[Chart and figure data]
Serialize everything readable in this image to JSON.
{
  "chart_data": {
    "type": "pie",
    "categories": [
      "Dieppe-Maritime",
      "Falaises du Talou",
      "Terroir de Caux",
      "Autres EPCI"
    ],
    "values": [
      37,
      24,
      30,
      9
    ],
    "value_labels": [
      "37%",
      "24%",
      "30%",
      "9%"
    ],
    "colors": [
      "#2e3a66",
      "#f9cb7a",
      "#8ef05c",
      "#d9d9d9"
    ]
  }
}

To do
Write out every line exactly as it stands.

Correct result
Serialize everything readable in this image to JSON.
{
  "chart_data": {
    "type": "pie",
    "categories": [
      "Dieppe-Maritime",
      "Falaises du Talou",
      "Terroir de Caux",
      "Autres EPCI"
    ],
    "values": [
      37,
      24,
      30,
      9
    ],
    "value_labels": [
      "37%",
      "24%",
      "30%",
      "9%"
    ],
    "colors": [
      "#2e3a66",
      "#f9cb7a",
      "#8ef05c",
      "#d9d9d9"
    ]
  }
}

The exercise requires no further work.